## EXERCISE PROMPT
Every entry should be repeated exactly. Omit the pictures.
╔══
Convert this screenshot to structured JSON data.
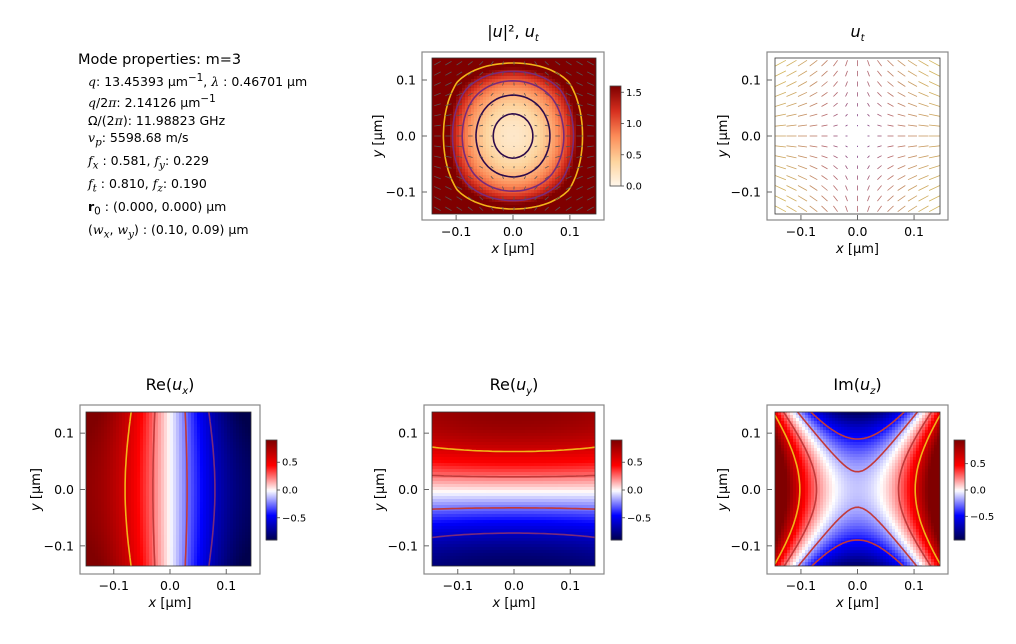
{
  "mode_properties": {
    "heading": "Mode properties: m=3",
    "rows": [
      {
        "html": "<i>q</i>: 13.45393 μm<sup>−1</sup>, <i>λ</i> :  0.46701 μm"
      },
      {
        "html": "<i>q</i>/2<i>π</i>: 2.14126 μm<sup>−1</sup>"
      },
      {
        "html": "Ω/(2<i>π</i>): 11.98823 GHz"
      },
      {
        "html": "<i>v<sub>p</sub></i>: 5598.68 m/s"
      },
      {
        "html": "<i>f<sub>x</sub></i> :  0.581, <i>f<sub>y</sub></i>: 0.229"
      },
      {
        "html": "<i>f<sub>t</sub></i> :  0.810, <i>f<sub>z</sub></i>: 0.190"
      },
      {
        "html": "<b>r</b><sub>0</sub> :  (0.000, 0.000) μm"
      },
      {
        "html": "(<i>w<sub>x</sub></i>, <i>w<sub>y</sub></i>) :  (0.10, 0.09) μm"
      }
    ]
  },
  "colors": {
    "hot_stops": [
      "#fff7ec",
      "#fdd49e",
      "#fc8d59",
      "#d7301f",
      "#7f0000"
    ],
    "seismic_stops": [
      "#00004c",
      "#0000ff",
      "#ffffff",
      "#ff0000",
      "#800000"
    ],
    "contour_a": "#2c0a4a",
    "contour_b": "#7a2a7a",
    "contour_c": "#c23a3a",
    "contour_d": "#f2b418"
  },
  "chart_data": [
    {
      "type": "heatmap",
      "field": "intensity",
      "title": "|u|², u_t",
      "title_html": "|<tspan font-style='italic'>u</tspan>|², <tspan font-style='italic'>u</tspan><tspan font-size='10' dy='4' font-style='italic'>t</tspan>",
      "xlabel": "x [μm]",
      "ylabel": "y [μm]",
      "xlim": [
        -0.16,
        0.16
      ],
      "ylim": [
        -0.15,
        0.15
      ],
      "xticks": [
        "−0.1",
        "0.0",
        "0.1"
      ],
      "xtick_values": [
        -0.1,
        0.0,
        0.1
      ],
      "yticks": [
        "−0.1",
        "0.0",
        "0.1"
      ],
      "ytick_values": [
        -0.1,
        0.0,
        0.1
      ],
      "colorbar": {
        "range": [
          0,
          1.6
        ],
        "ticks": [
          "0.0",
          "0.5",
          "1.0",
          "1.5"
        ],
        "tick_values": [
          0,
          0.5,
          1.0,
          1.5
        ]
      }
    },
    {
      "type": "quiver",
      "field": "transverse",
      "title": "u_t",
      "title_html": "<tspan font-style='italic'>u</tspan><tspan font-size='10' dy='4' font-style='italic'>t</tspan>",
      "xlabel": "x [μm]",
      "ylabel": "y [μm]",
      "xlim": [
        -0.16,
        0.16
      ],
      "ylim": [
        -0.15,
        0.15
      ],
      "xticks": [
        "−0.1",
        "0.0",
        "0.1"
      ],
      "xtick_values": [
        -0.1,
        0.0,
        0.1
      ],
      "yticks": [
        "−0.1",
        "0.0",
        "0.1"
      ],
      "ytick_values": [
        -0.1,
        0.0,
        0.1
      ]
    },
    {
      "type": "heatmap",
      "field": "re_ux",
      "title": "Re(u_x)",
      "title_html": "Re(<tspan font-style='italic'>u</tspan><tspan font-size='10' dy='4' font-style='italic'>x</tspan><tspan dy='-4'>)</tspan>",
      "xlabel": "x [μm]",
      "ylabel": "y [μm]",
      "xlim": [
        -0.16,
        0.16
      ],
      "ylim": [
        -0.15,
        0.15
      ],
      "xticks": [
        "−0.1",
        "0.0",
        "0.1"
      ],
      "xtick_values": [
        -0.1,
        0.0,
        0.1
      ],
      "yticks": [
        "−0.1",
        "0.0",
        "0.1"
      ],
      "ytick_values": [
        -0.1,
        0.0,
        0.1
      ],
      "colorbar": {
        "range": [
          -0.9,
          0.9
        ],
        "ticks": [
          "−0.5",
          "0.0",
          "0.5"
        ],
        "tick_values": [
          -0.5,
          0,
          0.5
        ]
      }
    },
    {
      "type": "heatmap",
      "field": "re_uy",
      "title": "Re(u_y)",
      "title_html": "Re(<tspan font-style='italic'>u</tspan><tspan font-size='10' dy='4' font-style='italic'>y</tspan><tspan dy='-4'>)</tspan>",
      "xlabel": "x [μm]",
      "ylabel": "y [μm]",
      "xlim": [
        -0.16,
        0.16
      ],
      "ylim": [
        -0.15,
        0.15
      ],
      "xticks": [
        "−0.1",
        "0.0",
        "0.1"
      ],
      "xtick_values": [
        -0.1,
        0.0,
        0.1
      ],
      "yticks": [
        "−0.1",
        "0.0",
        "0.1"
      ],
      "ytick_values": [
        -0.1,
        0.0,
        0.1
      ],
      "colorbar": {
        "range": [
          -0.9,
          0.9
        ],
        "ticks": [
          "−0.5",
          "0.0",
          "0.5"
        ],
        "tick_values": [
          -0.5,
          0,
          0.5
        ]
      }
    },
    {
      "type": "heatmap",
      "field": "im_uz",
      "title": "Im(u_z)",
      "title_html": "Im(<tspan font-style='italic'>u</tspan><tspan font-size='10' dy='4' font-style='italic'>z</tspan><tspan dy='-4'>)</tspan>",
      "xlabel": "x [μm]",
      "ylabel": "y [μm]",
      "xlim": [
        -0.16,
        0.16
      ],
      "ylim": [
        -0.15,
        0.15
      ],
      "xticks": [
        "−0.1",
        "0.0",
        "0.1"
      ],
      "xtick_values": [
        -0.1,
        0.0,
        0.1
      ],
      "yticks": [
        "−0.1",
        "0.0",
        "0.1"
      ],
      "ytick_values": [
        -0.1,
        0.0,
        0.1
      ],
      "colorbar": {
        "range": [
          -0.95,
          0.95
        ],
        "ticks": [
          "−0.5",
          "0.0",
          "0.5"
        ],
        "tick_values": [
          -0.5,
          0,
          0.5
        ]
      }
    }
  ]
}
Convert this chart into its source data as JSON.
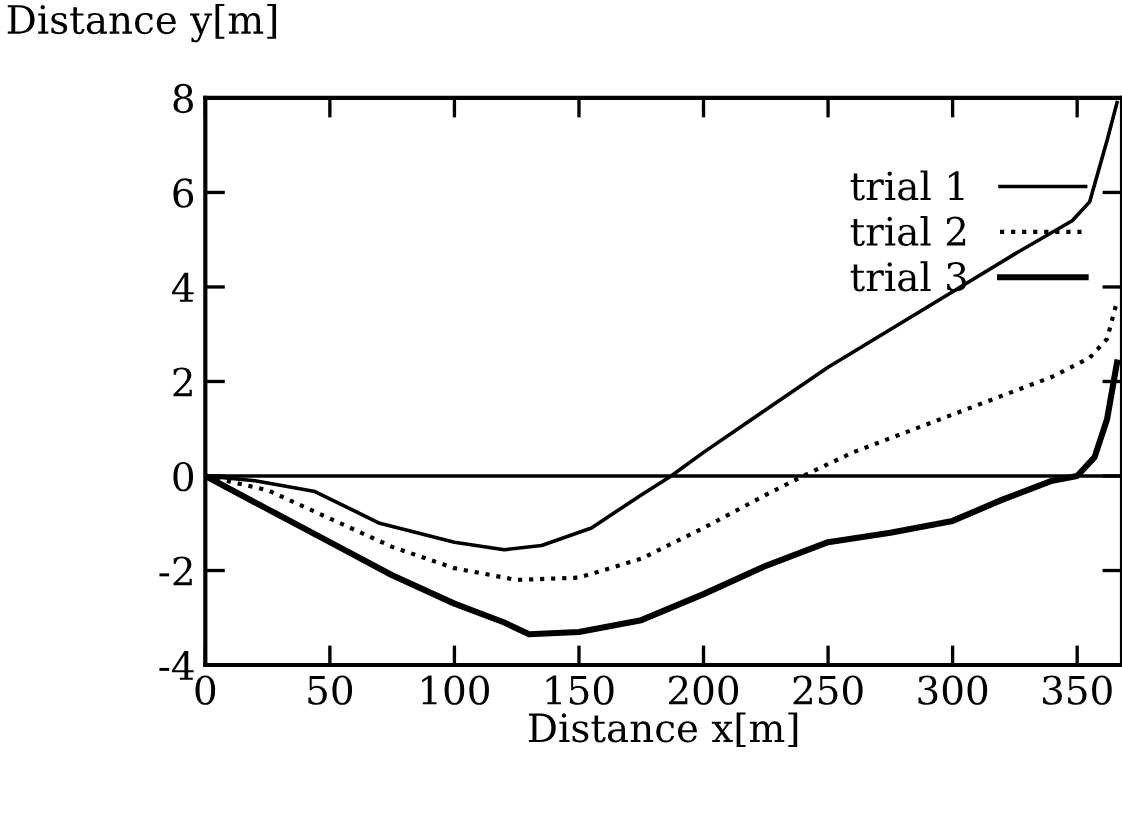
╚══
## WRITTEN ANSWER
Convert this screenshot to structured JSON data.
{
  "mode_properties": {
    "heading": "Mode properties: m=3",
    "rows": [
      {
        "html": "<i>q</i>: 13.45393 μm<sup>−1</sup>, <i>λ</i> :  0.46701 μm"
      },
      {
        "html": "<i>q</i>/2<i>π</i>: 2.14126 μm<sup>−1</sup>"
      },
      {
        "html": "Ω/(2<i>π</i>): 11.98823 GHz"
      },
      {
        "html": "<i>v<sub>p</sub></i>: 5598.68 m/s"
      },
      {
        "html": "<i>f<sub>x</sub></i> :  0.581, <i>f<sub>y</sub></i>: 0.229"
      },
      {
        "html": "<i>f<sub>t</sub></i> :  0.810, <i>f<sub>z</sub></i>: 0.190"
      },
      {
        "html": "<b>r</b><sub>0</sub> :  (0.000, 0.000) μm"
      },
      {
        "html": "(<i>w<sub>x</sub></i>, <i>w<sub>y</sub></i>) :  (0.10, 0.09) μm"
      }
    ]
  },
  "colors": {
    "hot_stops": [
      "#fff7ec",
      "#fdd49e",
      "#fc8d59",
      "#d7301f",
      "#7f0000"
    ],
    "seismic_stops": [
      "#00004c",
      "#0000ff",
      "#ffffff",
      "#ff0000",
      "#800000"
    ],
    "contour_a": "#2c0a4a",
    "contour_b": "#7a2a7a",
    "contour_c": "#c23a3a",
    "contour_d": "#f2b418"
  },
  "chart_data": [
    {
      "type": "heatmap",
      "field": "intensity",
      "title": "|u|², u_t",
      "title_html": "|<tspan font-style='italic'>u</tspan>|², <tspan font-style='italic'>u</tspan><tspan font-size='10' dy='4' font-style='italic'>t</tspan>",
      "xlabel": "x [μm]",
      "ylabel": "y [μm]",
      "xlim": [
        -0.16,
        0.16
      ],
      "ylim": [
        -0.15,
        0.15
      ],
      "xticks": [
        "−0.1",
        "0.0",
        "0.1"
      ],
      "xtick_values": [
        -0.1,
        0.0,
        0.1
      ],
      "yticks": [
        "−0.1",
        "0.0",
        "0.1"
      ],
      "ytick_values": [
        -0.1,
        0.0,
        0.1
      ],
      "colorbar": {
        "range": [
          0,
          1.6
        ],
        "ticks": [
          "0.0",
          "0.5",
          "1.0",
          "1.5"
        ],
        "tick_values": [
          0,
          0.5,
          1.0,
          1.5
        ]
      }
    },
    {
      "type": "quiver",
      "field": "transverse",
      "title": "u_t",
      "title_html": "<tspan font-style='italic'>u</tspan><tspan font-size='10' dy='4' font-style='italic'>t</tspan>",
      "xlabel": "x [μm]",
      "ylabel": "y [μm]",
      "xlim": [
        -0.16,
        0.16
      ],
      "ylim": [
        -0.15,
        0.15
      ],
      "xticks": [
        "−0.1",
        "0.0",
        "0.1"
      ],
      "xtick_values": [
        -0.1,
        0.0,
        0.1
      ],
      "yticks": [
        "−0.1",
        "0.0",
        "0.1"
      ],
      "ytick_values": [
        -0.1,
        0.0,
        0.1
      ]
    },
    {
      "type": "heatmap",
      "field": "re_ux",
      "title": "Re(u_x)",
      "title_html": "Re(<tspan font-style='italic'>u</tspan><tspan font-size='10' dy='4' font-style='italic'>x</tspan><tspan dy='-4'>)</tspan>",
      "xlabel": "x [μm]",
      "ylabel": "y [μm]",
      "xlim": [
        -0.16,
        0.16
      ],
      "ylim": [
        -0.15,
        0.15
      ],
      "xticks": [
        "−0.1",
        "0.0",
        "0.1"
      ],
      "xtick_values": [
        -0.1,
        0.0,
        0.1
      ],
      "yticks": [
        "−0.1",
        "0.0",
        "0.1"
      ],
      "ytick_values": [
        -0.1,
        0.0,
        0.1
      ],
      "colorbar": {
        "range": [
          -0.9,
          0.9
        ],
        "ticks": [
          "−0.5",
          "0.0",
          "0.5"
        ],
        "tick_values": [
          -0.5,
          0,
          0.5
        ]
      }
    },
    {
      "type": "heatmap",
      "field": "re_uy",
      "title": "Re(u_y)",
      "title_html": "Re(<tspan font-style='italic'>u</tspan><tspan font-size='10' dy='4' font-style='italic'>y</tspan><tspan dy='-4'>)</tspan>",
      "xlabel": "x [μm]",
      "ylabel": "y [μm]",
      "xlim": [
        -0.16,
        0.16
      ],
      "ylim": [
        -0.15,
        0.15
      ],
      "xticks": [
        "−0.1",
        "0.0",
        "0.1"
      ],
      "xtick_values": [
        -0.1,
        0.0,
        0.1
      ],
      "yticks": [
        "−0.1",
        "0.0",
        "0.1"
      ],
      "ytick_values": [
        -0.1,
        0.0,
        0.1
      ],
      "colorbar": {
        "range": [
          -0.9,
          0.9
        ],
        "ticks": [
          "−0.5",
          "0.0",
          "0.5"
        ],
        "tick_values": [
          -0.5,
          0,
          0.5
        ]
      }
    },
    {
      "type": "heatmap",
      "field": "im_uz",
      "title": "Im(u_z)",
      "title_html": "Im(<tspan font-style='italic'>u</tspan><tspan font-size='10' dy='4' font-style='italic'>z</tspan><tspan dy='-4'>)</tspan>",
      "xlabel": "x [μm]",
      "ylabel": "y [μm]",
      "xlim": [
        -0.16,
        0.16
      ],
      "ylim": [
        -0.15,
        0.15
      ],
      "xticks": [
        "−0.1",
        "0.0",
        "0.1"
      ],
      "xtick_values": [
        -0.1,
        0.0,
        0.1
      ],
      "yticks": [
        "−0.1",
        "0.0",
        "0.1"
      ],
      "ytick_values": [
        -0.1,
        0.0,
        0.1
      ],
      "colorbar": {
        "range": [
          -0.95,
          0.95
        ],
        "ticks": [
          "−0.5",
          "0.0",
          "0.5"
        ],
        "tick_values": [
          -0.5,
          0,
          0.5
        ]
      }
    }
  ]
}
Convert this chart into its source data as JSON.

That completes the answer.